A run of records
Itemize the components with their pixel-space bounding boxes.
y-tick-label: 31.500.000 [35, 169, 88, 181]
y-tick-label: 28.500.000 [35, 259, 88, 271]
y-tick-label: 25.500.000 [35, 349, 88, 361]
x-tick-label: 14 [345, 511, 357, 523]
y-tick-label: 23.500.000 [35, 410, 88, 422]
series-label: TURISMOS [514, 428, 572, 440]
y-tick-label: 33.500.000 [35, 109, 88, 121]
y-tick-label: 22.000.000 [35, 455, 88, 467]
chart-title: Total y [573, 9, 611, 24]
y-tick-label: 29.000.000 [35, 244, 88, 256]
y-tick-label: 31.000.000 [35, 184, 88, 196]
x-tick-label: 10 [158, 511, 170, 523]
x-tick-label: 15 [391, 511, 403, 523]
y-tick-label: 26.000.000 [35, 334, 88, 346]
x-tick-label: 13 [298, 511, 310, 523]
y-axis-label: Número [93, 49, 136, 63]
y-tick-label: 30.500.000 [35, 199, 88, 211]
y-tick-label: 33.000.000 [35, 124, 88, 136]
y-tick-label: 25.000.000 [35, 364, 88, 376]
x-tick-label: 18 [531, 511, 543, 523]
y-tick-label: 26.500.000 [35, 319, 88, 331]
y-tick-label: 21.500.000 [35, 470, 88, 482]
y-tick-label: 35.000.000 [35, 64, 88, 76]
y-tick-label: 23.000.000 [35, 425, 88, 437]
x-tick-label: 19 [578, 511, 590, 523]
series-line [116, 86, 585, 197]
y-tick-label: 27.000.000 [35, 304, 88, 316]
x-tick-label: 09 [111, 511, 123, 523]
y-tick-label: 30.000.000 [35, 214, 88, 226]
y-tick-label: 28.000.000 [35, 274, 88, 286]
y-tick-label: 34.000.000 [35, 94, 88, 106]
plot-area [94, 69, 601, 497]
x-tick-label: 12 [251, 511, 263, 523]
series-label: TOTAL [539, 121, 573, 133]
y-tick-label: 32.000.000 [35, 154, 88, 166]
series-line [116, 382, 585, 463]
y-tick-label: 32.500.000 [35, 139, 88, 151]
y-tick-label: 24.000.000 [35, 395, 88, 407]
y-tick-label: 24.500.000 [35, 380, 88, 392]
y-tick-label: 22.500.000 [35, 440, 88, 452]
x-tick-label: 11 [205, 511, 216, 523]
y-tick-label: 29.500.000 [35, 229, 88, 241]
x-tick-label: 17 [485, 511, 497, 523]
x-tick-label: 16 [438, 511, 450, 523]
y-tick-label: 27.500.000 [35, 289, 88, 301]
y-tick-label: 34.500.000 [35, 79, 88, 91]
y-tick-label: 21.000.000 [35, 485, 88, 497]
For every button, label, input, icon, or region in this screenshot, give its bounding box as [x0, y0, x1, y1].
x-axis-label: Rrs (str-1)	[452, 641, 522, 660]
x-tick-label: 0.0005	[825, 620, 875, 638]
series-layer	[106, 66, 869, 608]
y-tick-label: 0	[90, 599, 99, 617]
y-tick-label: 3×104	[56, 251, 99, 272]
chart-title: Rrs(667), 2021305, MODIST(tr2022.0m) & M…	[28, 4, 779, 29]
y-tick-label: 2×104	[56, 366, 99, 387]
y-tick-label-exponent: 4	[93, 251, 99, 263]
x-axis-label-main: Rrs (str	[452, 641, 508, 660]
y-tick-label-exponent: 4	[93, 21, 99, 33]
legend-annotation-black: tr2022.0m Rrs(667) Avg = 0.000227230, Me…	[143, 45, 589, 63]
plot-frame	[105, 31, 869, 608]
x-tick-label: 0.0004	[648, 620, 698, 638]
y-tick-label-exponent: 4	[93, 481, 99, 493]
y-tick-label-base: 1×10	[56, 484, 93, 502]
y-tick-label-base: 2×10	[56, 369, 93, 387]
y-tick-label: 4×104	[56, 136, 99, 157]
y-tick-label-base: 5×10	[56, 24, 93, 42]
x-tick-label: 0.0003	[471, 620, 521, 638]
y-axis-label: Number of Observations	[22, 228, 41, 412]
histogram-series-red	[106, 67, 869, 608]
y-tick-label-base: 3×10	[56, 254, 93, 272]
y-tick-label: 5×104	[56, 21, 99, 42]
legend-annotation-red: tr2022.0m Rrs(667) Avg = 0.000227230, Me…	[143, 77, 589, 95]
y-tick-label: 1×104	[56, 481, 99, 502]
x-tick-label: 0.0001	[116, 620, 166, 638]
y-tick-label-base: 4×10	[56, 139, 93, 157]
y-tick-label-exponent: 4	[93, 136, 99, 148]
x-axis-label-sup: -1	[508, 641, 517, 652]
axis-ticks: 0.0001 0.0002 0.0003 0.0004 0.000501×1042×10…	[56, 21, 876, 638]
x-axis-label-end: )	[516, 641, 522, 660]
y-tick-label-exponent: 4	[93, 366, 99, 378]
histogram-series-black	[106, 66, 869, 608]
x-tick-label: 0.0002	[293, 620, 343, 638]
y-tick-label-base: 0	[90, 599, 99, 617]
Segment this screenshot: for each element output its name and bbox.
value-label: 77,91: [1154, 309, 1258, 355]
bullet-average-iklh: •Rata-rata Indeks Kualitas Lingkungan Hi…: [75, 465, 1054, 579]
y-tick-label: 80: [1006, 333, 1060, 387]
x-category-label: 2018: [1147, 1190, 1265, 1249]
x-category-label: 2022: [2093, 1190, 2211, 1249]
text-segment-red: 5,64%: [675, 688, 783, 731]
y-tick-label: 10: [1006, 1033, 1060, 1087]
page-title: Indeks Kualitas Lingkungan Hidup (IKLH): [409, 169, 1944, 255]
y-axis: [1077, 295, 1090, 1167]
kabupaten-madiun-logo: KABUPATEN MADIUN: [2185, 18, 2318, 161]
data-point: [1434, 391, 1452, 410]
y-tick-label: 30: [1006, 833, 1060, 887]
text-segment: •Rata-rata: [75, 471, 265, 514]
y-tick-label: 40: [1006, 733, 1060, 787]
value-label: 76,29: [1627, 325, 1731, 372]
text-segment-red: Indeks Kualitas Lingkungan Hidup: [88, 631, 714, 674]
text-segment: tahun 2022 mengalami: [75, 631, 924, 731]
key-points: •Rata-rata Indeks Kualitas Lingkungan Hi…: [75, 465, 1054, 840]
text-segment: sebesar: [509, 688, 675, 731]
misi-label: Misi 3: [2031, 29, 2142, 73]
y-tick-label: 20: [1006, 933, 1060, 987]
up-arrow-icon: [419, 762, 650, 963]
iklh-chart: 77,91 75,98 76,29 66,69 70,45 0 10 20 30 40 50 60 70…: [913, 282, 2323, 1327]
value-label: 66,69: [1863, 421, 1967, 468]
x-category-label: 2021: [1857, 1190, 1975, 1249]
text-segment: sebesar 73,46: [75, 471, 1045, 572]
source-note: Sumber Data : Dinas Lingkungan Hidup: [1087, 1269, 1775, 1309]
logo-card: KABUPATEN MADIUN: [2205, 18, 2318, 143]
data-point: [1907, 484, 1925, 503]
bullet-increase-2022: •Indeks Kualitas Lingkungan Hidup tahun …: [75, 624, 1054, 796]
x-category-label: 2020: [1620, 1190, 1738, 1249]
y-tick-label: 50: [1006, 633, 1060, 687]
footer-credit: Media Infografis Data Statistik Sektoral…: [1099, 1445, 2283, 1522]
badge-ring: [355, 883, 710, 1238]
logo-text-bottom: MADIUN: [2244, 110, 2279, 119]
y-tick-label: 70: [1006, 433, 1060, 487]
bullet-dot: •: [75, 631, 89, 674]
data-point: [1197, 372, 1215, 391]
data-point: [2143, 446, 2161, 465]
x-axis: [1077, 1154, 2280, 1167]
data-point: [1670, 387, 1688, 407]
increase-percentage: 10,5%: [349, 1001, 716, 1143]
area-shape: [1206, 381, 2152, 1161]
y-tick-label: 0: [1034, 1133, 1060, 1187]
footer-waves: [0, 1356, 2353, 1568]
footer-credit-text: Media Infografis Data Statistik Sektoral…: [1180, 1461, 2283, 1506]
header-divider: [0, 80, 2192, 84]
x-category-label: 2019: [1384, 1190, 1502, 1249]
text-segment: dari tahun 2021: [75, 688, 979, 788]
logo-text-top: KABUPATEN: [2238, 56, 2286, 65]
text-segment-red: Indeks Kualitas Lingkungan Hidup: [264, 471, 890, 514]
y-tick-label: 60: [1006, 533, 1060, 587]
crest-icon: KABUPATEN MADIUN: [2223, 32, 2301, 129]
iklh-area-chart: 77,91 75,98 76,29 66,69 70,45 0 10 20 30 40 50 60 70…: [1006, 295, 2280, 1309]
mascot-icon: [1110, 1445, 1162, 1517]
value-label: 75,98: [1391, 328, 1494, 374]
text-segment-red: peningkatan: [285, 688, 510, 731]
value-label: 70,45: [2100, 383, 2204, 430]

What you are asked to do:
Begin at the first line of the material and retype each line unchanged. Stop after the line that contains "y-tick-label: 34.500.000 [35, 79, 88, 91]".

Response below:
Itemize the components with their pixel-space bounding boxes.
y-tick-label: 31.500.000 [35, 169, 88, 181]
y-tick-label: 28.500.000 [35, 259, 88, 271]
y-tick-label: 25.500.000 [35, 349, 88, 361]
x-tick-label: 14 [345, 511, 357, 523]
y-tick-label: 23.500.000 [35, 410, 88, 422]
series-label: TURISMOS [514, 428, 572, 440]
y-tick-label: 33.500.000 [35, 109, 88, 121]
y-tick-label: 22.000.000 [35, 455, 88, 467]
chart-title: Total y [573, 9, 611, 24]
y-tick-label: 29.000.000 [35, 244, 88, 256]
y-tick-label: 31.000.000 [35, 184, 88, 196]
x-tick-label: 10 [158, 511, 170, 523]
x-tick-label: 15 [391, 511, 403, 523]
y-tick-label: 26.000.000 [35, 334, 88, 346]
x-tick-label: 13 [298, 511, 310, 523]
y-axis-label: Número [93, 49, 136, 63]
y-tick-label: 30.500.000 [35, 199, 88, 211]
y-tick-label: 33.000.000 [35, 124, 88, 136]
y-tick-label: 25.000.000 [35, 364, 88, 376]
x-tick-label: 18 [531, 511, 543, 523]
y-tick-label: 26.500.000 [35, 319, 88, 331]
y-tick-label: 21.500.000 [35, 470, 88, 482]
y-tick-label: 35.000.000 [35, 64, 88, 76]
y-tick-label: 23.000.000 [35, 425, 88, 437]
x-tick-label: 19 [578, 511, 590, 523]
series-line [116, 86, 585, 197]
y-tick-label: 27.000.000 [35, 304, 88, 316]
x-tick-label: 09 [111, 511, 123, 523]
y-tick-label: 30.000.000 [35, 214, 88, 226]
y-tick-label: 28.000.000 [35, 274, 88, 286]
y-tick-label: 34.000.000 [35, 94, 88, 106]
plot-area [94, 69, 601, 497]
x-tick-label: 12 [251, 511, 263, 523]
series-label: TOTAL [539, 121, 573, 133]
y-tick-label: 32.000.000 [35, 154, 88, 166]
series-line [116, 382, 585, 463]
y-tick-label: 32.500.000 [35, 139, 88, 151]
y-tick-label: 24.000.000 [35, 395, 88, 407]
y-tick-label: 24.500.000 [35, 380, 88, 392]
y-tick-label: 22.500.000 [35, 440, 88, 452]
x-tick-label: 11 [205, 511, 216, 523]
y-tick-label: 29.500.000 [35, 229, 88, 241]
x-tick-label: 17 [485, 511, 497, 523]
x-tick-label: 16 [438, 511, 450, 523]
y-tick-label: 27.500.000 [35, 289, 88, 301]
y-tick-label: 34.500.000 [35, 79, 88, 91]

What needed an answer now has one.